— Excerpted data —
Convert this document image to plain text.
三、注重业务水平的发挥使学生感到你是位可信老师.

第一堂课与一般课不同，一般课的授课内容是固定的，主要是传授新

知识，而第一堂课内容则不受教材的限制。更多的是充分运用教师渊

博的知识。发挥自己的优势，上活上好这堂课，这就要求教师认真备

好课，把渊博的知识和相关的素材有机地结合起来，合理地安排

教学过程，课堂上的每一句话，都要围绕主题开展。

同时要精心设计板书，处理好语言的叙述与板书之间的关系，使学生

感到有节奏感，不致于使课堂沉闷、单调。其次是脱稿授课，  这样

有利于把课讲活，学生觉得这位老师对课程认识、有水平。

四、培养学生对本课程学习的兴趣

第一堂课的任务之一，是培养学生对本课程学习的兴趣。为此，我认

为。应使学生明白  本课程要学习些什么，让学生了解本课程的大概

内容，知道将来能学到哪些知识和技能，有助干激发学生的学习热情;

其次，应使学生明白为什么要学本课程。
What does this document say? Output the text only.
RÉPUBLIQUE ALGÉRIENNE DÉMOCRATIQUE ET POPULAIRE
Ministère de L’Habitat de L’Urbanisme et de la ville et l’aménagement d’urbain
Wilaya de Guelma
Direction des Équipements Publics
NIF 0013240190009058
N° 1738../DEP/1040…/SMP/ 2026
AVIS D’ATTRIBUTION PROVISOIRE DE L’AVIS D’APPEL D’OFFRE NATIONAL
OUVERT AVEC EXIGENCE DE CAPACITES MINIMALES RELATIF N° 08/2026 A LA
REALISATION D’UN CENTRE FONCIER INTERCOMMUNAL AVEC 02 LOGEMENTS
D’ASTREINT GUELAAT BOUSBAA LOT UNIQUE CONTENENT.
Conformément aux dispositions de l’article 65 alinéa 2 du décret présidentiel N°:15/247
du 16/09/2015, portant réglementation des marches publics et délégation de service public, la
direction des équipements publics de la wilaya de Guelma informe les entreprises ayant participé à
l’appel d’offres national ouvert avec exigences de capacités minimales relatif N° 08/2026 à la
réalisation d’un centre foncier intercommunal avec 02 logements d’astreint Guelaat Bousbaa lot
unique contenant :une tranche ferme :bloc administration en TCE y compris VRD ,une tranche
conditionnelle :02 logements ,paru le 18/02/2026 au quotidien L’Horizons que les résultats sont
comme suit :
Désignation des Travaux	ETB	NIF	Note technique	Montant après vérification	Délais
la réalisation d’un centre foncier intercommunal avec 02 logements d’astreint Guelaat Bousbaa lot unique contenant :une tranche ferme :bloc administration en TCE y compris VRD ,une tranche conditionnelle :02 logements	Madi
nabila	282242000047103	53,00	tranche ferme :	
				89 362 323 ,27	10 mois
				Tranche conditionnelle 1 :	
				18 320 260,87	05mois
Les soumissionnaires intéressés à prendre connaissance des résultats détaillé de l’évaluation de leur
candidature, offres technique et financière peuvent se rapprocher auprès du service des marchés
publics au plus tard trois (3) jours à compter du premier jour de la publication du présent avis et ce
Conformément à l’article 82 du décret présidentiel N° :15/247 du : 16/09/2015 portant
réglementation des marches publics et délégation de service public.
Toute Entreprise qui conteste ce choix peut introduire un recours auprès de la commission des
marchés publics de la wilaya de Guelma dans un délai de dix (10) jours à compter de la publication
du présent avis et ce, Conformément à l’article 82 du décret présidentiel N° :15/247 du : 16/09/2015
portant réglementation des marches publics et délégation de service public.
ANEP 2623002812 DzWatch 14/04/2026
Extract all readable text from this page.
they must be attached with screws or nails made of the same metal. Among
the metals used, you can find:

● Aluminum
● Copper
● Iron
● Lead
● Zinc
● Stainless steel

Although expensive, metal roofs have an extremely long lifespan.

— Exercise description —
Each line that holds the word "réglementation" is to be copied.

— Result —
du 16/09/2015, portant réglementation des marches publics et délégation de service public, la
réglementation des marches publics et délégation de service public.
portant réglementation des marches publics et délégation de service public.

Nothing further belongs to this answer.